• **Given exercise**: Will you transcribe the entries that follow, exactly and in full?

(Figure data in JSON)

* * *

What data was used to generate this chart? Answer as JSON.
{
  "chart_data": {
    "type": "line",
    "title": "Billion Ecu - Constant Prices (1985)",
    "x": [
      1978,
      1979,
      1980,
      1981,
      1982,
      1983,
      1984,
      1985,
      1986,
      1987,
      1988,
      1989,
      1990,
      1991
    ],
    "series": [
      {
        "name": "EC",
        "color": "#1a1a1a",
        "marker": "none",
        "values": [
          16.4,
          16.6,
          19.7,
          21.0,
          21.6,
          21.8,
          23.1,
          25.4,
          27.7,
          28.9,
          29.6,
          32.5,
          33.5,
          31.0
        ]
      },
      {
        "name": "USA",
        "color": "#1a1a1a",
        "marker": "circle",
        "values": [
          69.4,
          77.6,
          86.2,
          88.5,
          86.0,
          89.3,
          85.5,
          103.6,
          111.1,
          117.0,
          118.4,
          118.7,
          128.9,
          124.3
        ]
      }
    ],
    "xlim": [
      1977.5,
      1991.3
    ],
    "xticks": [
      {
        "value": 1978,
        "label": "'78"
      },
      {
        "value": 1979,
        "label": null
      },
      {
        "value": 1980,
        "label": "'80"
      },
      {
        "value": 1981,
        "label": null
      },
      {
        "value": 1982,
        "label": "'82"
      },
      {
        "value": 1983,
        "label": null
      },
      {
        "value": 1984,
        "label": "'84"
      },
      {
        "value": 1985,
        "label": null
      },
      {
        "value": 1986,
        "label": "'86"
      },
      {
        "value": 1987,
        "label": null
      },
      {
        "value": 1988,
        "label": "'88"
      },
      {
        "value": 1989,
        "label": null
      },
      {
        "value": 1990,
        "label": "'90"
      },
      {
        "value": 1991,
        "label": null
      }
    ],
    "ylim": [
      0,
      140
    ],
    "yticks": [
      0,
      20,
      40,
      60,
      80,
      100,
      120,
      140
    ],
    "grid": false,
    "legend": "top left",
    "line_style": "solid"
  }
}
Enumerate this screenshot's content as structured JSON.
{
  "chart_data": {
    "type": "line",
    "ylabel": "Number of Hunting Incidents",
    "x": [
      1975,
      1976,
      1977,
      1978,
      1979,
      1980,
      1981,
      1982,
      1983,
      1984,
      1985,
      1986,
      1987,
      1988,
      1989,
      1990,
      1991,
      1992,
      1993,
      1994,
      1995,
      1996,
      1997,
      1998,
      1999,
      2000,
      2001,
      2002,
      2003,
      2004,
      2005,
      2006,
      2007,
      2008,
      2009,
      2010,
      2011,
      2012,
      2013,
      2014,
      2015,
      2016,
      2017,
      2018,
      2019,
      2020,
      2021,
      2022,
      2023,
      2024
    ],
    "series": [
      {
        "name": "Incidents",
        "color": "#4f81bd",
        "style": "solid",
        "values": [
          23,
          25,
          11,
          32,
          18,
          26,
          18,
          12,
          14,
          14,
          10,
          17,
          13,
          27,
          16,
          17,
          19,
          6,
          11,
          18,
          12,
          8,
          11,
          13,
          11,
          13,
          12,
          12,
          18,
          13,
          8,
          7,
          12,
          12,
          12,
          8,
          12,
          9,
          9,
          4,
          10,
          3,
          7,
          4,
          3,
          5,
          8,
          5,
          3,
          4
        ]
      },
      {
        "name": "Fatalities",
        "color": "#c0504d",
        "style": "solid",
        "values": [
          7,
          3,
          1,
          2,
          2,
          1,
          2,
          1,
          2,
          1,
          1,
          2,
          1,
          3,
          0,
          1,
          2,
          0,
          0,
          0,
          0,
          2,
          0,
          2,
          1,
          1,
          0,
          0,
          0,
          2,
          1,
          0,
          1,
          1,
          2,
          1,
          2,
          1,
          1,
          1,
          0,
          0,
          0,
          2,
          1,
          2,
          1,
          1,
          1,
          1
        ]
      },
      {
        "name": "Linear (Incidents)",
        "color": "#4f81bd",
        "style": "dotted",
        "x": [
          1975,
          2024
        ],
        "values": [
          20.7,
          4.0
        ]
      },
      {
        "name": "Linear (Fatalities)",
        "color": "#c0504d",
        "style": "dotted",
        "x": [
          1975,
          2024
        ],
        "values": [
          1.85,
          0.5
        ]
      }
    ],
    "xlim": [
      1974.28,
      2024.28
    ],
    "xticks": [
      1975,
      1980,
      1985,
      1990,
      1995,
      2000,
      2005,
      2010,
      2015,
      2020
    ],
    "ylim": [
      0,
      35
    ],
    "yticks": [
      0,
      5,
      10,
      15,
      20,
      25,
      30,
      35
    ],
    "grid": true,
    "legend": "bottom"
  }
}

* * *

• **Reply**:
What data was used to generate this chart? Answer as JSON.
{
  "chart_data": {
    "type": "line",
    "title": "Billion Ecu - Constant Prices (1985)",
    "x": [
      1978,
      1979,
      1980,
      1981,
      1982,
      1983,
      1984,
      1985,
      1986,
      1987,
      1988,
      1989,
      1990,
      1991
    ],
    "series": [
      {
        "name": "EC",
        "color": "#1a1a1a",
        "marker": "none",
        "values": [
          16.4,
          16.6,
          19.7,
          21.0,
          21.6,
          21.8,
          23.1,
          25.4,
          27.7,
          28.9,
          29.6,
          32.5,
          33.5,
          31.0
        ]
      },
      {
        "name": "USA",
        "color": "#1a1a1a",
        "marker": "circle",
        "values": [
          69.4,
          77.6,
          86.2,
          88.5,
          86.0,
          89.3,
          85.5,
          103.6,
          111.1,
          117.0,
          118.4,
          118.7,
          128.9,
          124.3
        ]
      }
    ],
    "xlim": [
      1977.5,
      1991.3
    ],
    "xticks": [
      {
        "value": 1978,
        "label": "'78"
      },
      {
        "value": 1979,
        "label": null
      },
      {
        "value": 1980,
        "label": "'80"
      },
      {
        "value": 1981,
        "label": null
      },
      {
        "value": 1982,
        "label": "'82"
      },
      {
        "value": 1983,
        "label": null
      },
      {
        "value": 1984,
        "label": "'84"
      },
      {
        "value": 1985,
        "label": null
      },
      {
        "value": 1986,
        "label": "'86"
      },
      {
        "value": 1987,
        "label": null
      },
      {
        "value": 1988,
        "label": "'88"
      },
      {
        "value": 1989,
        "label": null
      },
      {
        "value": 1990,
        "label": "'90"
      },
      {
        "value": 1991,
        "label": null
      }
    ],
    "ylim": [
      0,
      140
    ],
    "yticks": [
      0,
      20,
      40,
      60,
      80,
      100,
      120,
      140
    ],
    "grid": false,
    "legend": "top left",
    "line_style": "solid"
  }
}
Enumerate this screenshot's content as structured JSON.
{
  "chart_data": {
    "type": "line",
    "ylabel": "Number of Hunting Incidents",
    "x": [
      1975,
      1976,
      1977,
      1978,
      1979,
      1980,
      1981,
      1982,
      1983,
      1984,
      1985,
      1986,
      1987,
      1988,
      1989,
      1990,
      1991,
      1992,
      1993,
      1994,
      1995,
      1996,
      1997,
      1998,
      1999,
      2000,
      2001,
      2002,
      2003,
      2004,
      2005,
      2006,
      2007,
      2008,
      2009,
      2010,
      2011,
      2012,
      2013,
      2014,
      2015,
      2016,
      2017,
      2018,
      2019,
      2020,
      2021,
      2022,
      2023,
      2024
    ],
    "series": [
      {
        "name": "Incidents",
        "color": "#4f81bd",
        "style": "solid",
        "values": [
          23,
          25,
          11,
          32,
          18,
          26,
          18,
          12,
          14,
          14,
          10,
          17,
          13,
          27,
          16,
          17,
          19,
          6,
          11,
          18,
          12,
          8,
          11,
          13,
          11,
          13,
          12,
          12,
          18,
          13,
          8,
          7,
          12,
          12,
          12,
          8,
          12,
          9,
          9,
          4,
          10,
          3,
          7,
          4,
          3,
          5,
          8,
          5,
          3,
          4
        ]
      },
      {
        "name": "Fatalities",
        "color": "#c0504d",
        "style": "solid",
        "values": [
          7,
          3,
          1,
          2,
          2,
          1,
          2,
          1,
          2,
          1,
          1,
          2,
          1,
          3,
          0,
          1,
          2,
          0,
          0,
          0,
          0,
          2,
          0,
          2,
          1,
          1,
          0,
          0,
          0,
          2,
          1,
          0,
          1,
          1,
          2,
          1,
          2,
          1,
          1,
          1,
          0,
          0,
          0,
          2,
          1,
          2,
          1,
          1,
          1,
          1
        ]
      },
      {
        "name": "Linear (Incidents)",
        "color": "#4f81bd",
        "style": "dotted",
        "x": [
          1975,
          2024
        ],
        "values": [
          20.7,
          4.0
        ]
      },
      {
        "name": "Linear (Fatalities)",
        "color": "#c0504d",
        "style": "dotted",
        "x": [
          1975,
          2024
        ],
        "values": [
          1.85,
          0.5
        ]
      }
    ],
    "xlim": [
      1974.28,
      2024.28
    ],
    "xticks": [
      1975,
      1980,
      1985,
      1990,
      1995,
      2000,
      2005,
      2010,
      2015,
      2020
    ],
    "ylim": [
      0,
      35
    ],
    "yticks": [
      0,
      5,
      10,
      15,
      20,
      25,
      30,
      35
    ],
    "grid": true,
    "legend": "bottom"
  }
}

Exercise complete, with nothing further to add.